GIVEN TASK – Please write out the material that follows, exactly as it stands.

Data entries –
::::::::::
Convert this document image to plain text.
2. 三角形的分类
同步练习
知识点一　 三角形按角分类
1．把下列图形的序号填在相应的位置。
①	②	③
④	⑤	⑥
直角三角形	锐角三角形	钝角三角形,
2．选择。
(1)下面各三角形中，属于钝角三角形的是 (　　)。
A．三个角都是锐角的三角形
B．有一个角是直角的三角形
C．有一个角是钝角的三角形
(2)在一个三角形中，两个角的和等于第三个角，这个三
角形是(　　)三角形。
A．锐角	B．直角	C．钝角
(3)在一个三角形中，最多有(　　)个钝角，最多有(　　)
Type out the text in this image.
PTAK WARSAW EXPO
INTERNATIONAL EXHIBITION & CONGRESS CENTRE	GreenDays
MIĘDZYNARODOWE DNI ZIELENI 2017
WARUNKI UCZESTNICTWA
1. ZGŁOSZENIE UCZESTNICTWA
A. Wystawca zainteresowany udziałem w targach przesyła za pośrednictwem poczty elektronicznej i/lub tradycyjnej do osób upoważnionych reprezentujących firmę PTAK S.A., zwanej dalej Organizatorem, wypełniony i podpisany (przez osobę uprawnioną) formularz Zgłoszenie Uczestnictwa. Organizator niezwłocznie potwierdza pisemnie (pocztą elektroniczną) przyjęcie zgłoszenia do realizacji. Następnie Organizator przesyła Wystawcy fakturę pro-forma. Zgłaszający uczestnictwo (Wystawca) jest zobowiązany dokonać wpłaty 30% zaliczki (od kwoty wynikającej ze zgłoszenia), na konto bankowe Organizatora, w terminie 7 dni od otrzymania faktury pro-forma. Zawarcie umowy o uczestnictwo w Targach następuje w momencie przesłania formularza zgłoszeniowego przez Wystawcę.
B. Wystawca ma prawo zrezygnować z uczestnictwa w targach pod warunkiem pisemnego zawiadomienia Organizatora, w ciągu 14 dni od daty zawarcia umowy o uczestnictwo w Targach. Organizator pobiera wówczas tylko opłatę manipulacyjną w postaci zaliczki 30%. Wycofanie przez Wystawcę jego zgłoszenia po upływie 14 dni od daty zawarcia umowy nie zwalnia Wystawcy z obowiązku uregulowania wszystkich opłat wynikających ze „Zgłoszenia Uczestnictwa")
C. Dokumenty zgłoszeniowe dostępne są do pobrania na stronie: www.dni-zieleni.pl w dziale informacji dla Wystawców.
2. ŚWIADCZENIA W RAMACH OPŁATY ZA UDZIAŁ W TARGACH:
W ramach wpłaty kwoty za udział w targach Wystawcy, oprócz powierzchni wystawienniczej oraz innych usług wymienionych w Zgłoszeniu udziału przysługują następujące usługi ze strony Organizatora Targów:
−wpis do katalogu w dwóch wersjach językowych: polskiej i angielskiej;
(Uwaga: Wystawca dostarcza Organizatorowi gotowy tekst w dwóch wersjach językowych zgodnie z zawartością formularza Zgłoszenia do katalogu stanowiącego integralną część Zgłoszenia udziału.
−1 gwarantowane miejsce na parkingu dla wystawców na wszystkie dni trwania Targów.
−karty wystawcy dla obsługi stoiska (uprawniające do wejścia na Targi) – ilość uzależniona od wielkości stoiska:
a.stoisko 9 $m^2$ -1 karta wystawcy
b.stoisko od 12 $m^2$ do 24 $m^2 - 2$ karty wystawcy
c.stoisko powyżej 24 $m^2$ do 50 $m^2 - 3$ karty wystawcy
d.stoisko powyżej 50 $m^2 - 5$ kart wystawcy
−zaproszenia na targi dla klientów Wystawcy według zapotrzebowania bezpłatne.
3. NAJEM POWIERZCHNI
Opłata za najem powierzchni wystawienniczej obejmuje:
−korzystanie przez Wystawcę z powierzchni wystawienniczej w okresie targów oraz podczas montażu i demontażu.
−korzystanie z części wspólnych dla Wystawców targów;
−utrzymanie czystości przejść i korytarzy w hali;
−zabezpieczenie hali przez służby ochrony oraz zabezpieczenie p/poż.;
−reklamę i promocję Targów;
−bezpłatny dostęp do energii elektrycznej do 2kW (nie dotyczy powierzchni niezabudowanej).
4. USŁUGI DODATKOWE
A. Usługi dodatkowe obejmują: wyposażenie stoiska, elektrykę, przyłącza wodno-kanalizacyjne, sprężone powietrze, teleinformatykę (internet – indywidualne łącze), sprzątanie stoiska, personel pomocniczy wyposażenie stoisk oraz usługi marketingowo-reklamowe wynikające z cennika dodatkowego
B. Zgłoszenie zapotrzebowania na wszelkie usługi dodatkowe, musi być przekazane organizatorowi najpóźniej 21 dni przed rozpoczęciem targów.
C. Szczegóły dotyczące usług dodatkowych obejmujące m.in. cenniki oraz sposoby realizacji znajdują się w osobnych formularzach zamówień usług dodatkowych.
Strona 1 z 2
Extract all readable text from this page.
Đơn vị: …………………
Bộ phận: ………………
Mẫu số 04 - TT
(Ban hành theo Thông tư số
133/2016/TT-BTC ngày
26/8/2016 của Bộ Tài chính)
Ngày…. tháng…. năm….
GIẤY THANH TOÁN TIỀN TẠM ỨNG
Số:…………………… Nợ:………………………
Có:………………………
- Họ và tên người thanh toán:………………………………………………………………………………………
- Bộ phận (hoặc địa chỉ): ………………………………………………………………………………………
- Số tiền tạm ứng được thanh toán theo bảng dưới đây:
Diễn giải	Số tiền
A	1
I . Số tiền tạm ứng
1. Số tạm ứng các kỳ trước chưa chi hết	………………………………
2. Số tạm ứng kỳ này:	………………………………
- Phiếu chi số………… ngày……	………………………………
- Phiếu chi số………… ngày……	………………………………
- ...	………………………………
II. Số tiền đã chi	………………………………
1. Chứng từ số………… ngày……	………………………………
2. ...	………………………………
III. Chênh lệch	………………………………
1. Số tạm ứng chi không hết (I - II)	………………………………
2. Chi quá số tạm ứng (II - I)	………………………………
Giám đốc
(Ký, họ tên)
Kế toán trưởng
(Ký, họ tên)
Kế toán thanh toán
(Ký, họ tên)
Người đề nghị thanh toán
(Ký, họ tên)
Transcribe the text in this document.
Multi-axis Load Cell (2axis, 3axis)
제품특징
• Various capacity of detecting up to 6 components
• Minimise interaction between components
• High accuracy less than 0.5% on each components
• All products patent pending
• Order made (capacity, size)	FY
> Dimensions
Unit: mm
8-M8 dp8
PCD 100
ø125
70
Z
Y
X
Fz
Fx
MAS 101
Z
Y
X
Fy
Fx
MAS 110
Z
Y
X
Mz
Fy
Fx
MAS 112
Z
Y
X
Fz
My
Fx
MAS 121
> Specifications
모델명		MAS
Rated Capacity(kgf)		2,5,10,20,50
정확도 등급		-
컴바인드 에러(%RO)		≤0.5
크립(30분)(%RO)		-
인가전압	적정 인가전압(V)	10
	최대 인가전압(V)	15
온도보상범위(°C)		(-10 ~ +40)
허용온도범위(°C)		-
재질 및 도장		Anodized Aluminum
::::::::::
IN RESPONSE –
Convert this document image to plain text.
2. 三角形的分类
同步练习
知识点一　 三角形按角分类
1．把下列图形的序号填在相应的位置。
①	②	③
④	⑤	⑥
直角三角形	锐角三角形	钝角三角形,
2．选择。
(1)下面各三角形中，属于钝角三角形的是 (　　)。
A．三个角都是锐角的三角形
B．有一个角是直角的三角形
C．有一个角是钝角的三角形
(2)在一个三角形中，两个角的和等于第三个角，这个三
角形是(　　)三角形。
A．锐角	B．直角	C．钝角
(3)在一个三角形中，最多有(　　)个钝角，最多有(　　)
Type out the text in this image.
PTAK WARSAW EXPO
INTERNATIONAL EXHIBITION & CONGRESS CENTRE	GreenDays
MIĘDZYNARODOWE DNI ZIELENI 2017
WARUNKI UCZESTNICTWA
1. ZGŁOSZENIE UCZESTNICTWA
A. Wystawca zainteresowany udziałem w targach przesyła za pośrednictwem poczty elektronicznej i/lub tradycyjnej do osób upoważnionych reprezentujących firmę PTAK S.A., zwanej dalej Organizatorem, wypełniony i podpisany (przez osobę uprawnioną) formularz Zgłoszenie Uczestnictwa. Organizator niezwłocznie potwierdza pisemnie (pocztą elektroniczną) przyjęcie zgłoszenia do realizacji. Następnie Organizator przesyła Wystawcy fakturę pro-forma. Zgłaszający uczestnictwo (Wystawca) jest zobowiązany dokonać wpłaty 30% zaliczki (od kwoty wynikającej ze zgłoszenia), na konto bankowe Organizatora, w terminie 7 dni od otrzymania faktury pro-forma. Zawarcie umowy o uczestnictwo w Targach następuje w momencie przesłania formularza zgłoszeniowego przez Wystawcę.
B. Wystawca ma prawo zrezygnować z uczestnictwa w targach pod warunkiem pisemnego zawiadomienia Organizatora, w ciągu 14 dni od daty zawarcia umowy o uczestnictwo w Targach. Organizator pobiera wówczas tylko opłatę manipulacyjną w postaci zaliczki 30%. Wycofanie przez Wystawcę jego zgłoszenia po upływie 14 dni od daty zawarcia umowy nie zwalnia Wystawcy z obowiązku uregulowania wszystkich opłat wynikających ze „Zgłoszenia Uczestnictwa")
C. Dokumenty zgłoszeniowe dostępne są do pobrania na stronie: www.dni-zieleni.pl w dziale informacji dla Wystawców.
2. ŚWIADCZENIA W RAMACH OPŁATY ZA UDZIAŁ W TARGACH:
W ramach wpłaty kwoty za udział w targach Wystawcy, oprócz powierzchni wystawienniczej oraz innych usług wymienionych w Zgłoszeniu udziału przysługują następujące usługi ze strony Organizatora Targów:
−wpis do katalogu w dwóch wersjach językowych: polskiej i angielskiej;
(Uwaga: Wystawca dostarcza Organizatorowi gotowy tekst w dwóch wersjach językowych zgodnie z zawartością formularza Zgłoszenia do katalogu stanowiącego integralną część Zgłoszenia udziału.
−1 gwarantowane miejsce na parkingu dla wystawców na wszystkie dni trwania Targów.
−karty wystawcy dla obsługi stoiska (uprawniające do wejścia na Targi) – ilość uzależniona od wielkości stoiska:
a.stoisko 9 $m^2$ -1 karta wystawcy
b.stoisko od 12 $m^2$ do 24 $m^2 - 2$ karty wystawcy
c.stoisko powyżej 24 $m^2$ do 50 $m^2 - 3$ karty wystawcy
d.stoisko powyżej 50 $m^2 - 5$ kart wystawcy
−zaproszenia na targi dla klientów Wystawcy według zapotrzebowania bezpłatne.
3. NAJEM POWIERZCHNI
Opłata za najem powierzchni wystawienniczej obejmuje:
−korzystanie przez Wystawcę z powierzchni wystawienniczej w okresie targów oraz podczas montażu i demontażu.
−korzystanie z części wspólnych dla Wystawców targów;
−utrzymanie czystości przejść i korytarzy w hali;
−zabezpieczenie hali przez służby ochrony oraz zabezpieczenie p/poż.;
−reklamę i promocję Targów;
−bezpłatny dostęp do energii elektrycznej do 2kW (nie dotyczy powierzchni niezabudowanej).
4. USŁUGI DODATKOWE
A. Usługi dodatkowe obejmują: wyposażenie stoiska, elektrykę, przyłącza wodno-kanalizacyjne, sprężone powietrze, teleinformatykę (internet – indywidualne łącze), sprzątanie stoiska, personel pomocniczy wyposażenie stoisk oraz usługi marketingowo-reklamowe wynikające z cennika dodatkowego
B. Zgłoszenie zapotrzebowania na wszelkie usługi dodatkowe, musi być przekazane organizatorowi najpóźniej 21 dni przed rozpoczęciem targów.
C. Szczegóły dotyczące usług dodatkowych obejmujące m.in. cenniki oraz sposoby realizacji znajdują się w osobnych formularzach zamówień usług dodatkowych.
Strona 1 z 2
Extract all readable text from this page.
Đơn vị: …………………
Bộ phận: ………………
Mẫu số 04 - TT
(Ban hành theo Thông tư số
133/2016/TT-BTC ngày
26/8/2016 của Bộ Tài chính)
Ngày…. tháng…. năm….
GIẤY THANH TOÁN TIỀN TẠM ỨNG
Số:…………………… Nợ:………………………
Có:………………………
- Họ và tên người thanh toán:………………………………………………………………………………………
- Bộ phận (hoặc địa chỉ): ………………………………………………………………………………………
- Số tiền tạm ứng được thanh toán theo bảng dưới đây:
Diễn giải	Số tiền
A	1
I . Số tiền tạm ứng
1. Số tạm ứng các kỳ trước chưa chi hết	………………………………
2. Số tạm ứng kỳ này:	………………………………
- Phiếu chi số………… ngày……	………………………………
- Phiếu chi số………… ngày……	………………………………
- ...	………………………………
II. Số tiền đã chi	………………………………
1. Chứng từ số………… ngày……	………………………………
2. ...	………………………………
III. Chênh lệch	………………………………
1. Số tạm ứng chi không hết (I - II)	………………………………
2. Chi quá số tạm ứng (II - I)	………………………………
Giám đốc
(Ký, họ tên)
Kế toán trưởng
(Ký, họ tên)
Kế toán thanh toán
(Ký, họ tên)
Người đề nghị thanh toán
(Ký, họ tên)
Transcribe the text in this document.
Multi-axis Load Cell (2axis, 3axis)
제품특징
• Various capacity of detecting up to 6 components
• Minimise interaction between components
• High accuracy less than 0.5% on each components
• All products patent pending
• Order made (capacity, size)	FY
> Dimensions
Unit: mm
8-M8 dp8
PCD 100
ø125
70
Z
Y
X
Fz
Fx
MAS 101
Z
Y
X
Fy
Fx
MAS 110
Z
Y
X
Mz
Fy
Fx
MAS 112
Z
Y
X
Fz
My
Fx
MAS 121
> Specifications
모델명		MAS
Rated Capacity(kgf)		2,5,10,20,50
정확도 등급		-
컴바인드 에러(%RO)		≤0.5
크립(30분)(%RO)		-
인가전압	적정 인가전압(V)	10
	최대 인가전압(V)	15
온도보상범위(°C)		(-10 ~ +40)
허용온도범위(°C)		-
재질 및 도장		Anodized Aluminum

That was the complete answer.